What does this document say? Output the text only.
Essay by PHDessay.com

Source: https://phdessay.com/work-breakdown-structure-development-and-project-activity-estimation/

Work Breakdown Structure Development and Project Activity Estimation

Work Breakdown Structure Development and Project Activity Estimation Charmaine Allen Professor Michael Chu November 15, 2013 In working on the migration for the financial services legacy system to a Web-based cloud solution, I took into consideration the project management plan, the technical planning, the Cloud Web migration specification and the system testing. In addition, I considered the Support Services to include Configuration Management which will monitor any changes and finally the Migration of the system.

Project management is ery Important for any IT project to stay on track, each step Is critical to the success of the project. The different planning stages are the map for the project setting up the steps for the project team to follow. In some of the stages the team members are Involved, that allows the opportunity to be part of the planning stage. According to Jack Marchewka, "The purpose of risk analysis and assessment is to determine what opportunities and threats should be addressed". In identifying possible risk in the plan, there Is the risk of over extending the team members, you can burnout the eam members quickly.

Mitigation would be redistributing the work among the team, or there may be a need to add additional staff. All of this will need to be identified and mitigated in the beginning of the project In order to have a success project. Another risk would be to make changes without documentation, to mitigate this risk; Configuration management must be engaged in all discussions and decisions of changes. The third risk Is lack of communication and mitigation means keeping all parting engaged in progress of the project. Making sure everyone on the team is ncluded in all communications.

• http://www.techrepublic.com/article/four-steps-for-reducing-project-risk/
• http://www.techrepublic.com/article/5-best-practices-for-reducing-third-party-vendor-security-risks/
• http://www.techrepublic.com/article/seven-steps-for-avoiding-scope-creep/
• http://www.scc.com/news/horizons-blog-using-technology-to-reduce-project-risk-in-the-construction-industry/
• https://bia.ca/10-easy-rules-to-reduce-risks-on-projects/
+--
WHAT TO WORK ON: Extract the full listing and reproduce each line exactly.

WRITTEN ANSWER:
What does this document say? Output the text only.
Essay by PHDessay.com

Source: https://phdessay.com/work-breakdown-structure-development-and-project-activity-estimation/

Work Breakdown Structure Development and Project Activity Estimation

Work Breakdown Structure Development and Project Activity Estimation Charmaine Allen Professor Michael Chu November 15, 2013 In working on the migration for the financial services legacy system to a Web-based cloud solution, I took into consideration the project management plan, the technical planning, the Cloud Web migration specification and the system testing. In addition, I considered the Support Services to include Configuration Management which will monitor any changes and finally the Migration of the system.

Project management is ery Important for any IT project to stay on track, each step Is critical to the success of the project. The different planning stages are the map for the project setting up the steps for the project team to follow. In some of the stages the team members are Involved, that allows the opportunity to be part of the planning stage. According to Jack Marchewka, "The purpose of risk analysis and assessment is to determine what opportunities and threats should be addressed". In identifying possible risk in the plan, there Is the risk of over extending the team members, you can burnout the eam members quickly.

Mitigation would be redistributing the work among the team, or there may be a need to add additional staff. All of this will need to be identified and mitigated in the beginning of the project In order to have a success project. Another risk would be to make changes without documentation, to mitigate this risk; Configuration management must be engaged in all discussions and decisions of changes. The third risk Is lack of communication and mitigation means keeping all parting engaged in progress of the project. Making sure everyone on the team is ncluded in all communications.

• http://www.techrepublic.com/article/four-steps-for-reducing-project-risk/
• http://www.techrepublic.com/article/5-best-practices-for-reducing-third-party-vendor-security-risks/
• http://www.techrepublic.com/article/seven-steps-for-avoiding-scope-creep/
• http://www.scc.com/news/horizons-blog-using-technology-to-reduce-project-risk-in-the-construction-industry/
• https://bia.ca/10-easy-rules-to-reduce-risks-on-projects/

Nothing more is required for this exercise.